Exercise brief:
Go through the data below. List every line that holds the word "голандрический".

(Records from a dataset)
(begin)

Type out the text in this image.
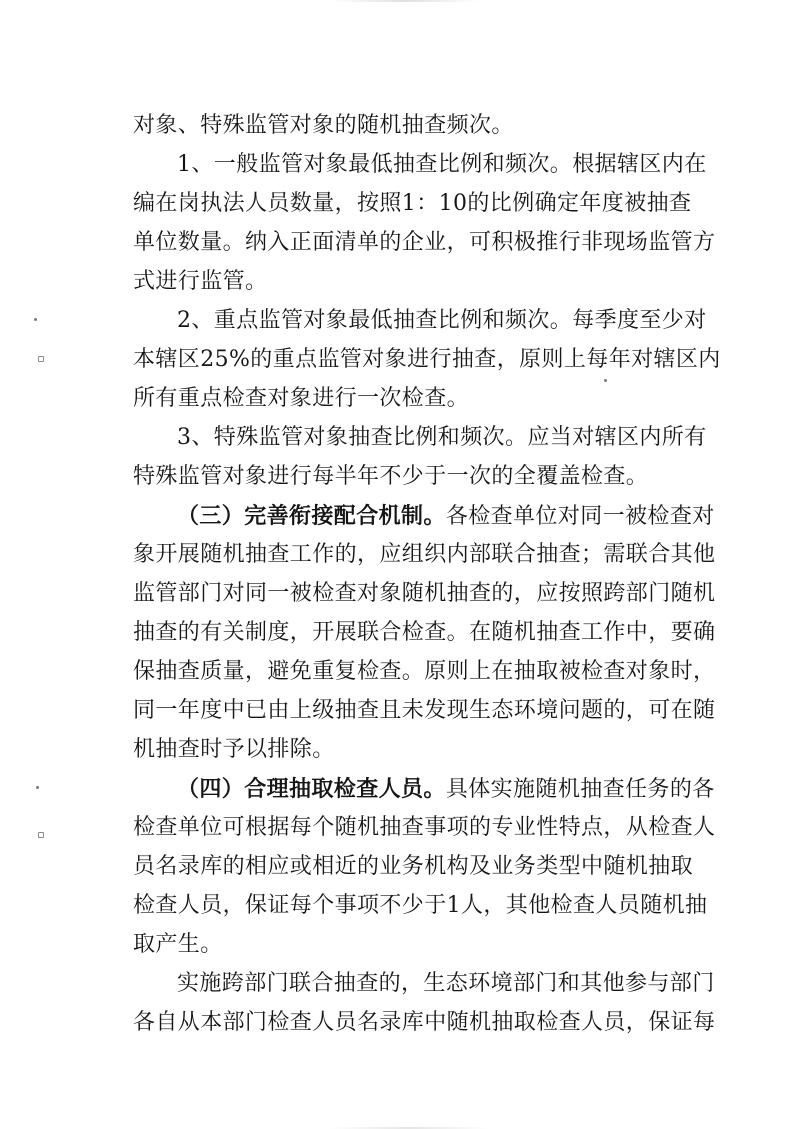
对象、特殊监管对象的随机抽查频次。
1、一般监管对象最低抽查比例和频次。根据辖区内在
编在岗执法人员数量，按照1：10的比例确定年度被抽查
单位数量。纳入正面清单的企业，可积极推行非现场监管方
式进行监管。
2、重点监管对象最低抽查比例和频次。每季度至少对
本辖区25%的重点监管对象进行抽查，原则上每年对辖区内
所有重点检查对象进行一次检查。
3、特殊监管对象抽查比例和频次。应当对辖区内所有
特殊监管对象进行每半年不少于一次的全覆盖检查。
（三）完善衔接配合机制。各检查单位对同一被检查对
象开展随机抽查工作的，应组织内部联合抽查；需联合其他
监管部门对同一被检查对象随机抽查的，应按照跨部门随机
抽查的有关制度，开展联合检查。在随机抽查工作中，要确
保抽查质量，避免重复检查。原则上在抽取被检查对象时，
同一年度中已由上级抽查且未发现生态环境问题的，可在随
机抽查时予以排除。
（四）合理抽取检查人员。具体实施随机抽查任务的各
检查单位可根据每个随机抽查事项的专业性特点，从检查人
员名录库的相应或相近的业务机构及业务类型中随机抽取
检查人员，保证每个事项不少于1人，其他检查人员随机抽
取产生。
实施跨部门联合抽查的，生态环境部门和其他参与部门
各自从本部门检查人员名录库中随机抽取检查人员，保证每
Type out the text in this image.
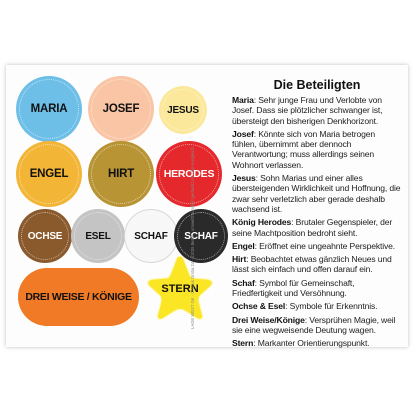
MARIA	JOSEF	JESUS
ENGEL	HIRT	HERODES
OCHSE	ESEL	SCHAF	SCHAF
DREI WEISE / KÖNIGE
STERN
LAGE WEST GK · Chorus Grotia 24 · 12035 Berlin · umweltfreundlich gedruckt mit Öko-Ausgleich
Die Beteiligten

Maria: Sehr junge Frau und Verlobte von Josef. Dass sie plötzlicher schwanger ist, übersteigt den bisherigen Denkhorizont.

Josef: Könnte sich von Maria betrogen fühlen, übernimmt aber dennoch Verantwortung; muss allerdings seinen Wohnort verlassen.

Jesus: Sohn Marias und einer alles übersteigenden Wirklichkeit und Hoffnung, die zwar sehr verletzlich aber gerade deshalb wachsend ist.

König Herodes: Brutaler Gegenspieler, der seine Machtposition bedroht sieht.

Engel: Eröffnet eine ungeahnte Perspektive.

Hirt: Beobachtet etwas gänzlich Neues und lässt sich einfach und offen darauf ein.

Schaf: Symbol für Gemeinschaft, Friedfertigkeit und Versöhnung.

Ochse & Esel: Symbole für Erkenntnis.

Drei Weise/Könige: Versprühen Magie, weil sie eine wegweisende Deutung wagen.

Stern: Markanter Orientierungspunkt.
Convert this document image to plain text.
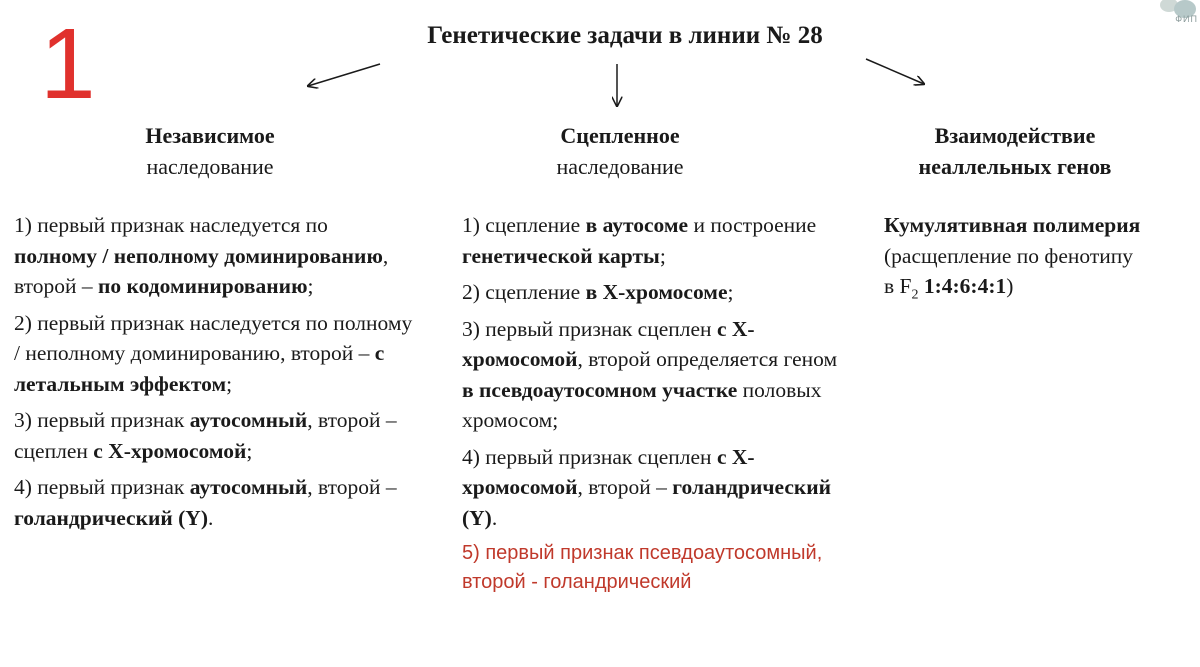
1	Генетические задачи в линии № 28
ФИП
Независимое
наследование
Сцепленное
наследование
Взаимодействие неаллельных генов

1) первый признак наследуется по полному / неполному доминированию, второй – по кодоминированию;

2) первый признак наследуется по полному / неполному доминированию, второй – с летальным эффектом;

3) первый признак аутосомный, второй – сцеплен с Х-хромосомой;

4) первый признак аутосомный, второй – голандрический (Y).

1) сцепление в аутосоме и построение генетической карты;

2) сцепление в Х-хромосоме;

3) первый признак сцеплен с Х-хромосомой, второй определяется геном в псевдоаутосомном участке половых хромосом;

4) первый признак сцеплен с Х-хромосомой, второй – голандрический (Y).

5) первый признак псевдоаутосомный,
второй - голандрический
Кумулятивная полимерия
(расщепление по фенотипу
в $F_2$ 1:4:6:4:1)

(end)
(begin)

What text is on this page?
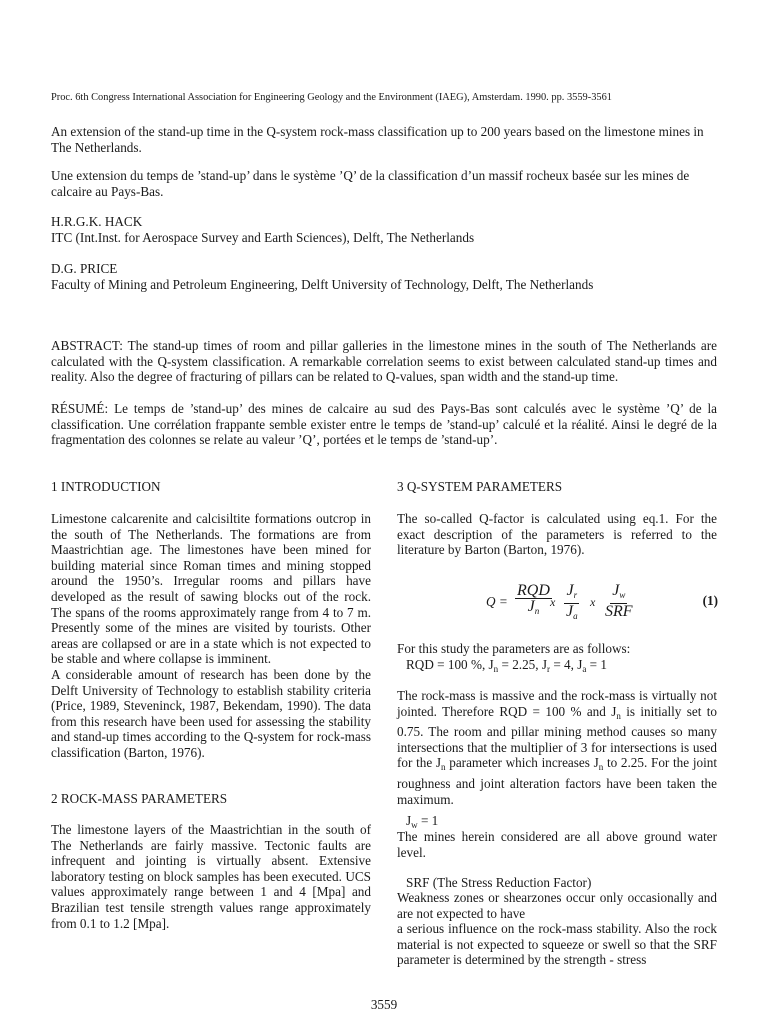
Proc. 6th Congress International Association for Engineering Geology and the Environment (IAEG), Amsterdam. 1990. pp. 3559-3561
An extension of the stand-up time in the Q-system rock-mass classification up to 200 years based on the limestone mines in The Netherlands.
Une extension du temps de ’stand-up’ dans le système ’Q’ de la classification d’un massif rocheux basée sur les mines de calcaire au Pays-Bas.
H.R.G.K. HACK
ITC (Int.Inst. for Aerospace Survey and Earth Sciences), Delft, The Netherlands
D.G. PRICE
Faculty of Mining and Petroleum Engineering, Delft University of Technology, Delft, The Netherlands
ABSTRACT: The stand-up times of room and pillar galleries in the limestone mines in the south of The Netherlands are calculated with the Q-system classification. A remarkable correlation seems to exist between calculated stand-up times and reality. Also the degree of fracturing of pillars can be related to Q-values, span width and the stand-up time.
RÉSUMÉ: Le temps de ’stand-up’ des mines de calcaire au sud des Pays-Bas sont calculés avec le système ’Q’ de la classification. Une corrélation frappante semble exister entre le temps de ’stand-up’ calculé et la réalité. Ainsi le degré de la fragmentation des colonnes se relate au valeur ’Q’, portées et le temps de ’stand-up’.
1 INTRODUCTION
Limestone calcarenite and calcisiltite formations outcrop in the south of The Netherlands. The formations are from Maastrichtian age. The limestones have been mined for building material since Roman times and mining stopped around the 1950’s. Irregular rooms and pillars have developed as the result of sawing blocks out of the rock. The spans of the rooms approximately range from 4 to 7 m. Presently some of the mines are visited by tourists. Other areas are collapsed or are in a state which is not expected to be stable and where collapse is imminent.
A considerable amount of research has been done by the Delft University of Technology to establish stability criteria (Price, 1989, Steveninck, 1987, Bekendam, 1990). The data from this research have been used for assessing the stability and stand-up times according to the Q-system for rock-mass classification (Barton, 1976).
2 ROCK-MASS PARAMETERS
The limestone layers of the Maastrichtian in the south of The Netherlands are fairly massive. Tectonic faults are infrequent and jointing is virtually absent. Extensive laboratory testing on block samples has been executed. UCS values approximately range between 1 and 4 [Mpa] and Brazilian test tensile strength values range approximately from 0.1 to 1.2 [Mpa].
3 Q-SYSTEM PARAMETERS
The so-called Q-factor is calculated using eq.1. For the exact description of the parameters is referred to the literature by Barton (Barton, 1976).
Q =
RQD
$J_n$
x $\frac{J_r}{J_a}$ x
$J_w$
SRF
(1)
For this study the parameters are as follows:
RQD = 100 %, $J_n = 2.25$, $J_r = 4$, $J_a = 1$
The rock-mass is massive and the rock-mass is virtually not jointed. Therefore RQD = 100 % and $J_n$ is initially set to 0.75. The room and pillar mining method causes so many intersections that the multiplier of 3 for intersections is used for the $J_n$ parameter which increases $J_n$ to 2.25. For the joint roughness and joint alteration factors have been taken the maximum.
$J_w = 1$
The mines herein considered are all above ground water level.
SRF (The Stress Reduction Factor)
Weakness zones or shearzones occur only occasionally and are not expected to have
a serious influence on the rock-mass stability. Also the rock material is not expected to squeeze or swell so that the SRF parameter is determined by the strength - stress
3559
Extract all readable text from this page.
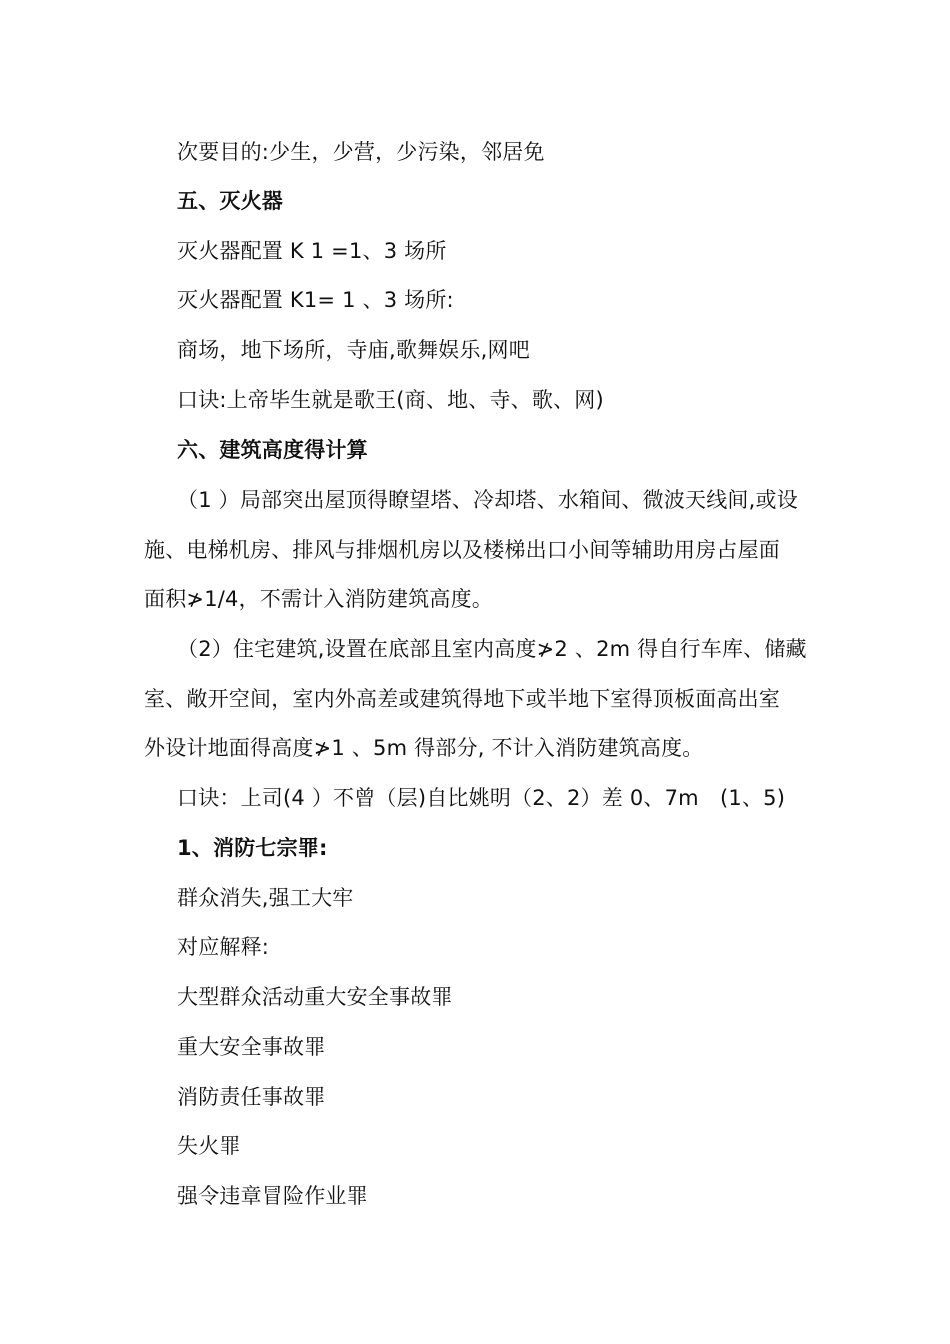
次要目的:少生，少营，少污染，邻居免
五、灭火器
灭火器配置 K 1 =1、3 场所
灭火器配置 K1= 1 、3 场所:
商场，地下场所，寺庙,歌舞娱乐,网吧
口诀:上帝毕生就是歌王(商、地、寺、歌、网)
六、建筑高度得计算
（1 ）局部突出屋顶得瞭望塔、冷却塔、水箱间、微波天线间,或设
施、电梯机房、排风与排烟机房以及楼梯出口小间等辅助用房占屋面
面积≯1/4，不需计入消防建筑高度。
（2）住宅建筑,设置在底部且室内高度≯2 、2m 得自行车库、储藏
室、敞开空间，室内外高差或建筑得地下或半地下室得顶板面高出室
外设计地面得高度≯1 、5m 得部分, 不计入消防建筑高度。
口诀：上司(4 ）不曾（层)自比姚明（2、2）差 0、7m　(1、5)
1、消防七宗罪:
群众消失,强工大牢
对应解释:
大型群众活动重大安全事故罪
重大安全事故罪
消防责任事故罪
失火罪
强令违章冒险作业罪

(end)
(begin)

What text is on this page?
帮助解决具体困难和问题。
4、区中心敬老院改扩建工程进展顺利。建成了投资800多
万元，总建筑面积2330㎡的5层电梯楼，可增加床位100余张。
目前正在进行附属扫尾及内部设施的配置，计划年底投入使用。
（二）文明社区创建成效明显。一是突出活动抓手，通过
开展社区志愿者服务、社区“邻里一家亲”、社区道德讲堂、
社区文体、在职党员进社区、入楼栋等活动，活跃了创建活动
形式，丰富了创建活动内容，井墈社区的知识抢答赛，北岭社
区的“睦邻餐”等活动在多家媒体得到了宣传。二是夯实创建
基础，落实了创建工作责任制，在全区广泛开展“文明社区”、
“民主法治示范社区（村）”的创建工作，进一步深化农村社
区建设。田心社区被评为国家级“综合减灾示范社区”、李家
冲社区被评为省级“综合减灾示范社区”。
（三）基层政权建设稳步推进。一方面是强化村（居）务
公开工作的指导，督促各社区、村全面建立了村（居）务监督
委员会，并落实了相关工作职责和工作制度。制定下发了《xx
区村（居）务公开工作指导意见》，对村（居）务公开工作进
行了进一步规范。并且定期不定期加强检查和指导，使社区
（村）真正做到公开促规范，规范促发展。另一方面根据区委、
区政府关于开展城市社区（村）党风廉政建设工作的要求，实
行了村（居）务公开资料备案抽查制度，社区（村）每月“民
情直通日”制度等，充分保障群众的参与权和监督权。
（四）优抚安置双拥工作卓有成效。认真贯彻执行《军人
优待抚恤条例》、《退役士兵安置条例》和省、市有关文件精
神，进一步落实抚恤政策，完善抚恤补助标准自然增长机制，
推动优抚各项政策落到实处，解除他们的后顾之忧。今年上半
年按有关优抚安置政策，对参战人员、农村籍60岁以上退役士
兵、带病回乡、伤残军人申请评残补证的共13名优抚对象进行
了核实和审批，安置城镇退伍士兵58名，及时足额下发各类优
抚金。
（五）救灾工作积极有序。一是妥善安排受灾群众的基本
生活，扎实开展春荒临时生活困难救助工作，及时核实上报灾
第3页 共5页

(end)

Task response:
4) первый признак аутосомный, второй – голандрический (Y).
4) первый признак сцеплен с Х-хромосомой, второй – голандрический (Y).
второй - голандрический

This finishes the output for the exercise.